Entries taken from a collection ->
-------
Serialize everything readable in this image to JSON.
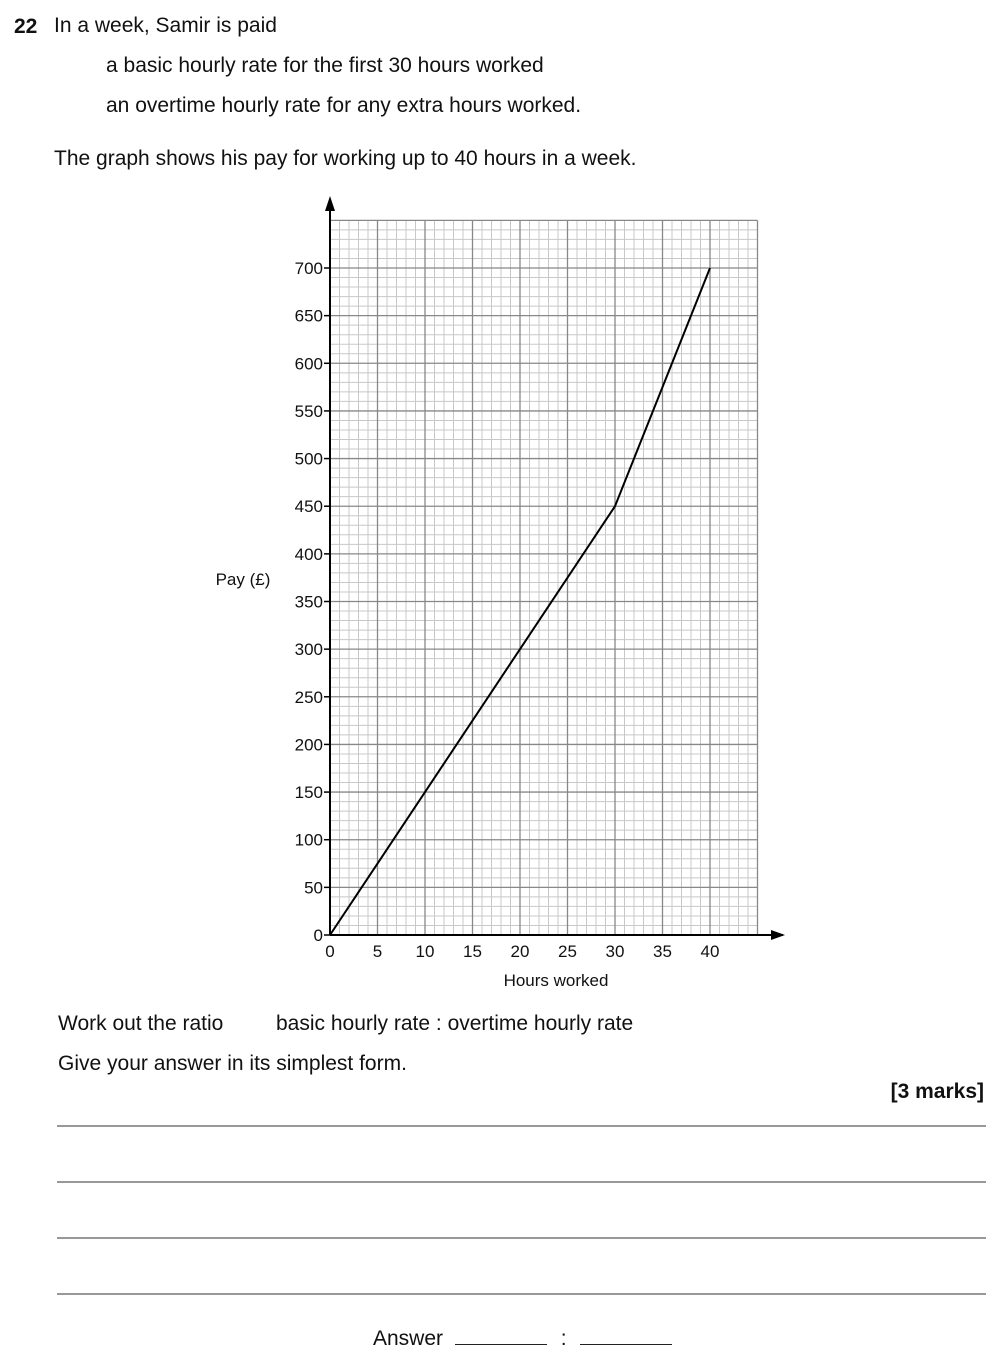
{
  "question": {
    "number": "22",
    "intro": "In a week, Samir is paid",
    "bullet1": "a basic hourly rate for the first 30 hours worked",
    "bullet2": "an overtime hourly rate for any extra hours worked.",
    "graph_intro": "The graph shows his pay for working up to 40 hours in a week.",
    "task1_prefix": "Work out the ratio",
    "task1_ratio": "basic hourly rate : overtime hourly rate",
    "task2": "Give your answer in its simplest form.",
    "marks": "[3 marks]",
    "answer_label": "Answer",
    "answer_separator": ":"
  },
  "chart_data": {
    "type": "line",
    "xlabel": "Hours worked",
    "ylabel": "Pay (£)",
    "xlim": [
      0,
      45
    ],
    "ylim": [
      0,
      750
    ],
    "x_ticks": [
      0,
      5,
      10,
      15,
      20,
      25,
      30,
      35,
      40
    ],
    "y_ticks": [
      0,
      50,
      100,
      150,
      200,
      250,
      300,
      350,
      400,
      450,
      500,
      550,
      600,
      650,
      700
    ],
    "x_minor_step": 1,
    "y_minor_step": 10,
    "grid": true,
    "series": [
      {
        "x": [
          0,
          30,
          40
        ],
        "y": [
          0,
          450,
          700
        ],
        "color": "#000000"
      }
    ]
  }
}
-------
Goal of the exercise -> In the records above, find each line holding "week" and copy it.

Answer to this exercise ->
    "intro": "In a week, Samir is paid",
    "graph_intro": "The graph shows his pay for working up to 40 hours in a week.",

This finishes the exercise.